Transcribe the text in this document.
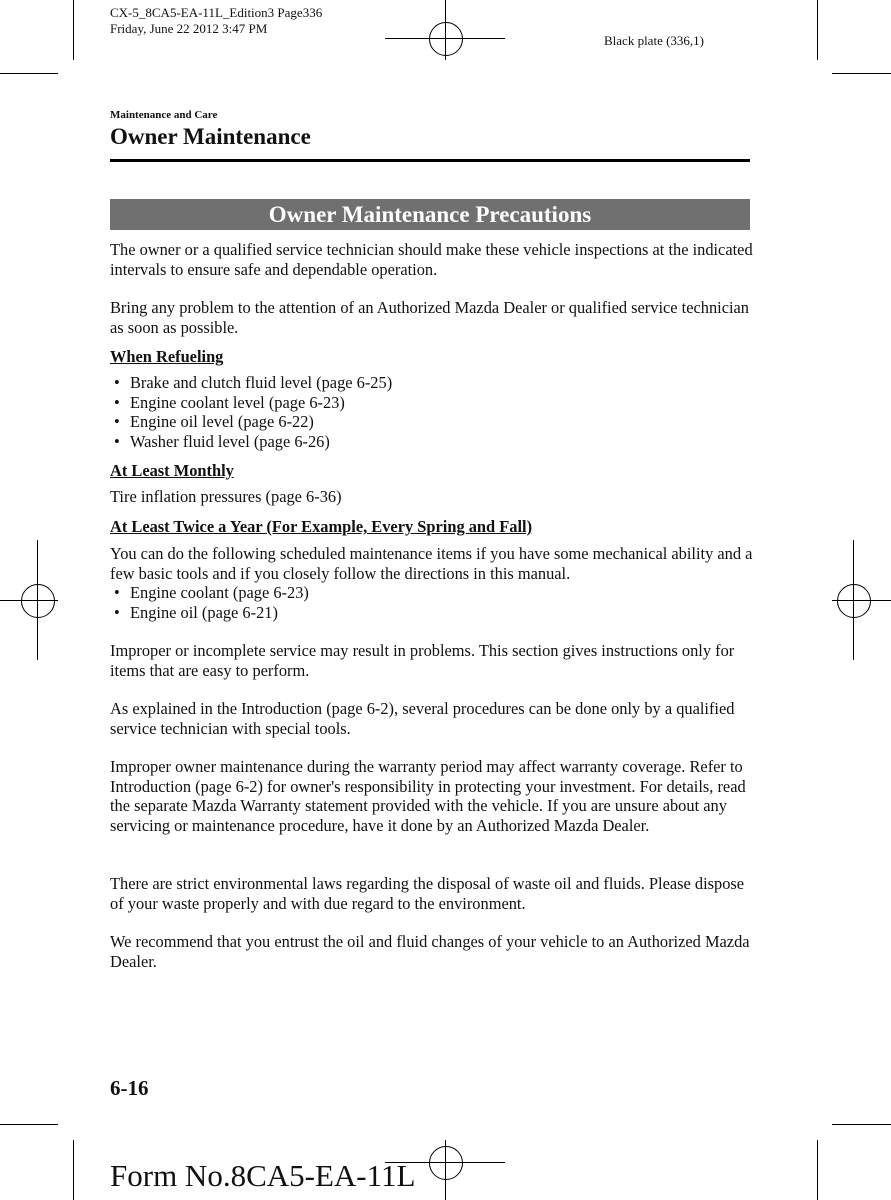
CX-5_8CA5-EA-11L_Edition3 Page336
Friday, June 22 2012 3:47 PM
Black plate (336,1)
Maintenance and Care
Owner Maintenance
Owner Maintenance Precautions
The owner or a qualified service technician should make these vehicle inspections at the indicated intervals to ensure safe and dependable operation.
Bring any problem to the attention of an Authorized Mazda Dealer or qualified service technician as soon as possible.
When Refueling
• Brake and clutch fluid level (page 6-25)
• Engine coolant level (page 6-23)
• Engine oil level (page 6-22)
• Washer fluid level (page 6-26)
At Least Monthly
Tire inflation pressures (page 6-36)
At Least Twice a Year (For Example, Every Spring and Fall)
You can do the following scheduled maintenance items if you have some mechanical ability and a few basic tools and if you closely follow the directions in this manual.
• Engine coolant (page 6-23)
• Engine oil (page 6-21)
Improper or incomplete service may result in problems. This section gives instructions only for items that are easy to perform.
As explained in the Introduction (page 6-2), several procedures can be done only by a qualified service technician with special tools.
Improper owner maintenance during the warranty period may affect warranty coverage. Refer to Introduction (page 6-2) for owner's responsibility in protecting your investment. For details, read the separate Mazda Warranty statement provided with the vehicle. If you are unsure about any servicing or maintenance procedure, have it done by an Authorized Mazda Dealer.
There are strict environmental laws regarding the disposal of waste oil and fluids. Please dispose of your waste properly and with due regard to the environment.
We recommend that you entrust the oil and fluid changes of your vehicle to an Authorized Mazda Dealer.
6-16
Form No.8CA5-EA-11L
━━━━━━━━━━━━━━━━━━━━
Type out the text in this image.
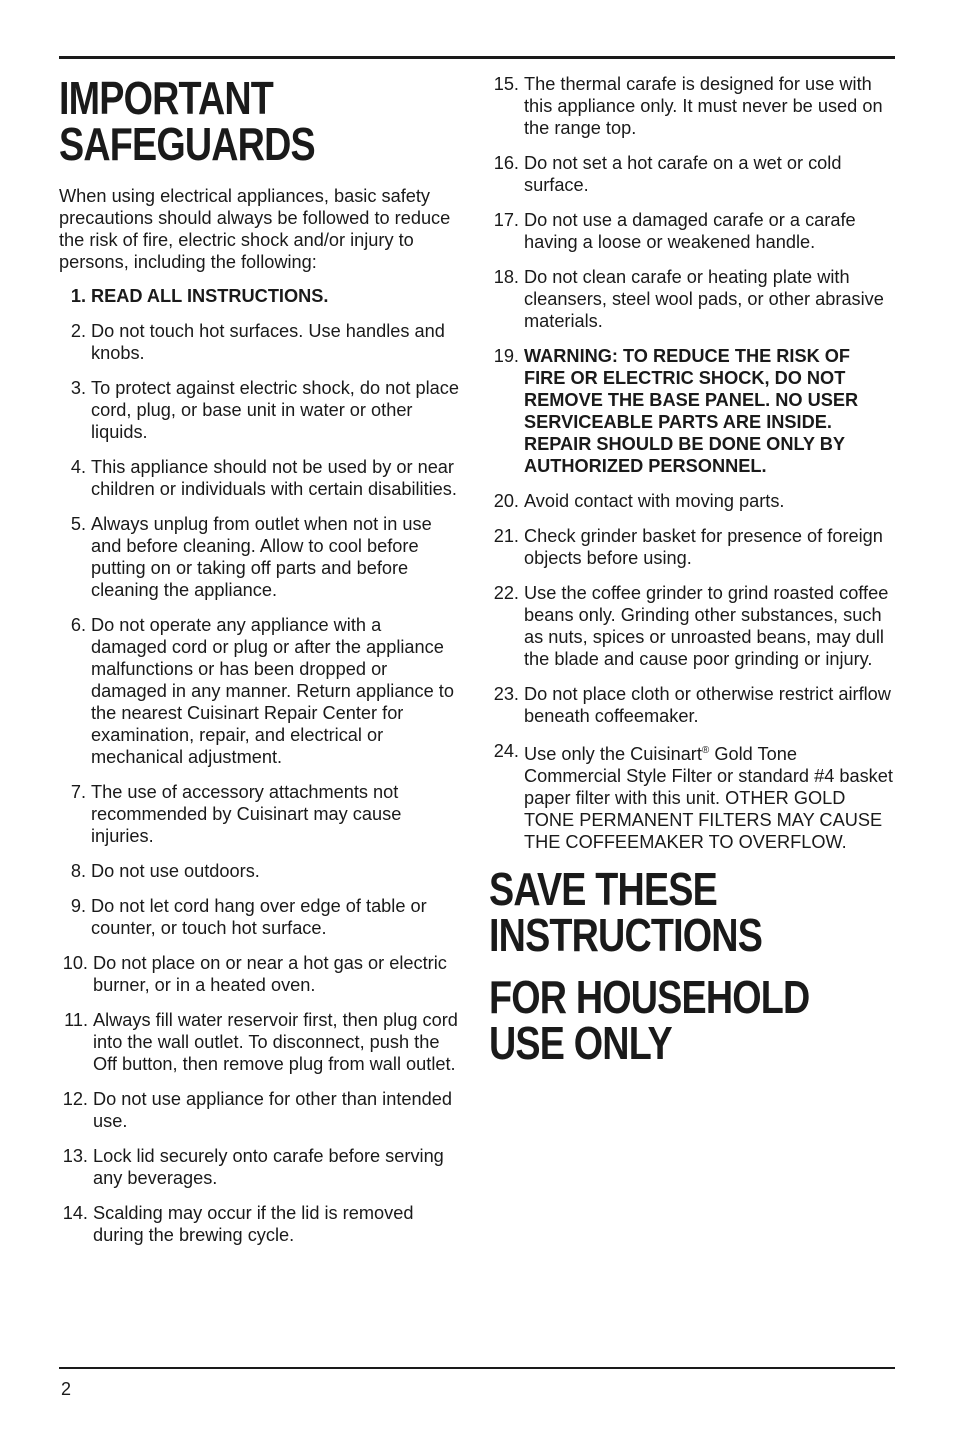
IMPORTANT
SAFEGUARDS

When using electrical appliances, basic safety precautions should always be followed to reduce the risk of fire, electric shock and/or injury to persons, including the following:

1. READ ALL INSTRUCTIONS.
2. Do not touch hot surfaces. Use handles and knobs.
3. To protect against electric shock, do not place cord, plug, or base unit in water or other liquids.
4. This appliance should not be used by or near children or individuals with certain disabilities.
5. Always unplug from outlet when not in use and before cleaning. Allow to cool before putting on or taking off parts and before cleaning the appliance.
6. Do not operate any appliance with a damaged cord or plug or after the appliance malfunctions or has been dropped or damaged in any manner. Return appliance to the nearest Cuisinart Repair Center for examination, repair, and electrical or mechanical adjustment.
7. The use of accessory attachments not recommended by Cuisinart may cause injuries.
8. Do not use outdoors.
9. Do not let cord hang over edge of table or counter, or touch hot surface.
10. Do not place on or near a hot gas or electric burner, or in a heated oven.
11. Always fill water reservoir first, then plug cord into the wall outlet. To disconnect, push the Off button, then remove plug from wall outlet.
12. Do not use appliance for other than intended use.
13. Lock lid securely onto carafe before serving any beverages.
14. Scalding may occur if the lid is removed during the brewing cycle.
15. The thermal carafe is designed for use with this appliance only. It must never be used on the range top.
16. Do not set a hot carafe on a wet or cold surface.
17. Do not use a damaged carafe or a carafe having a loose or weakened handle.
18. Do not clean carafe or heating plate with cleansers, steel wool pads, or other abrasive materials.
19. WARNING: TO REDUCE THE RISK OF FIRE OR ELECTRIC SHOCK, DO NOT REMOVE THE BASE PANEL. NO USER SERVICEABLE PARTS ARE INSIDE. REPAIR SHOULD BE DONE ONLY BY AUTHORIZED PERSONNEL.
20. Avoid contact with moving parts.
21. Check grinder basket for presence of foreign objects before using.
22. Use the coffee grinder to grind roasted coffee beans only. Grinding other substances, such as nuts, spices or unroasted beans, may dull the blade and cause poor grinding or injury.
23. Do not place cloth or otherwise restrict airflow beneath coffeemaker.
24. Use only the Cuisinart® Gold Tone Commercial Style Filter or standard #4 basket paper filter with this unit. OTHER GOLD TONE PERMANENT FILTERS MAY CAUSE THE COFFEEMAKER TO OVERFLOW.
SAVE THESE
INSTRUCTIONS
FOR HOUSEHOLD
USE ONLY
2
━━━━━━━━━━━━━━━━━━━━
◆ Goal: Copy every line above in which the string "touch" shows up.

◆ Task result:
2. Do not touch hot surfaces. Use handles and knobs.
9. Do not let cord hang over edge of table or counter, or touch hot surface.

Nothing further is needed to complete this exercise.